● **Problem to work on**
Search the listing below for the string "Mortgage" and copy every line where it occurs.

□ □ □ □

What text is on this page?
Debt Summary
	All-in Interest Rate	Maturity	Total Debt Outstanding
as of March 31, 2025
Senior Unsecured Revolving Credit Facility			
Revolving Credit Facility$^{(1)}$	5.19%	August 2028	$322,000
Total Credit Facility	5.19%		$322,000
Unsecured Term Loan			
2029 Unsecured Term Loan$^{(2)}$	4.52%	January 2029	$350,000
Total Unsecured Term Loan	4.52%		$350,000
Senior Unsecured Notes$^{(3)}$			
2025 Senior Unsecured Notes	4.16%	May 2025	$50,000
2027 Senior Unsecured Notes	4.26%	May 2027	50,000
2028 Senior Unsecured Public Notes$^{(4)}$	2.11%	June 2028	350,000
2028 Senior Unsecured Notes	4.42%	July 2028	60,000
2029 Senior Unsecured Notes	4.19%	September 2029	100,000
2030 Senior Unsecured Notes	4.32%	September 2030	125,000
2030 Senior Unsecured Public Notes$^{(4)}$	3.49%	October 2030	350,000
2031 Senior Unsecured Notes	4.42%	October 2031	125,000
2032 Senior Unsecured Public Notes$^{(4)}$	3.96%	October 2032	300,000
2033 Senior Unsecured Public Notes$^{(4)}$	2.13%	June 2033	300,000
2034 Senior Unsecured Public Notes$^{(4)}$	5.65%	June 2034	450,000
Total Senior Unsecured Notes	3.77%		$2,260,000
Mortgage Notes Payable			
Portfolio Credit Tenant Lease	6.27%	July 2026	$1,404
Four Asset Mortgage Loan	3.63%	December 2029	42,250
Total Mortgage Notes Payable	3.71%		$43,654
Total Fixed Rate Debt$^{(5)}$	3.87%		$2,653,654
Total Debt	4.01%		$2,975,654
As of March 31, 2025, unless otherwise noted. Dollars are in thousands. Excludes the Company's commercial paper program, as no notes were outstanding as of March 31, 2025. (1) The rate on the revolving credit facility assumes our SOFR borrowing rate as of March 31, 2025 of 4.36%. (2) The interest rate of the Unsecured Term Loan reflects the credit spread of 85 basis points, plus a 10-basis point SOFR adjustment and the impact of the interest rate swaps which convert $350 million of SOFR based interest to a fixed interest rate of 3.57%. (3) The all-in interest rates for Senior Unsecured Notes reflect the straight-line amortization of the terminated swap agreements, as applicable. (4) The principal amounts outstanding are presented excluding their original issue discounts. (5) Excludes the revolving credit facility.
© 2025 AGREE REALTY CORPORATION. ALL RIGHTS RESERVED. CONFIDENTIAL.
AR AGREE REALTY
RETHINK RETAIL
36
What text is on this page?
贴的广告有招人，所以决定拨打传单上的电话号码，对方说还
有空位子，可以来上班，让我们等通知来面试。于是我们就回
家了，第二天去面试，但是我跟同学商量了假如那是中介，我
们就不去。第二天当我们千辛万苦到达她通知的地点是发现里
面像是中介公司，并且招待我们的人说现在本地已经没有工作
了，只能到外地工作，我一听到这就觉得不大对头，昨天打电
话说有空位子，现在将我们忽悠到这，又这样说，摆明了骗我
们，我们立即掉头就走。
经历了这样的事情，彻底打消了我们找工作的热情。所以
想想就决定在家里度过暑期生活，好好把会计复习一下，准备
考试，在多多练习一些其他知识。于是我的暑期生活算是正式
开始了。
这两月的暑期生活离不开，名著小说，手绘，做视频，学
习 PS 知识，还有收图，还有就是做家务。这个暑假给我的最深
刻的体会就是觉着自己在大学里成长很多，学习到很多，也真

□ □ □ □

● **Problem solution**
Mortgage Notes Payable			
Four Asset Mortgage Loan	3.63%	December 2029	42,250
Total Mortgage Notes Payable	3.71%		$43,654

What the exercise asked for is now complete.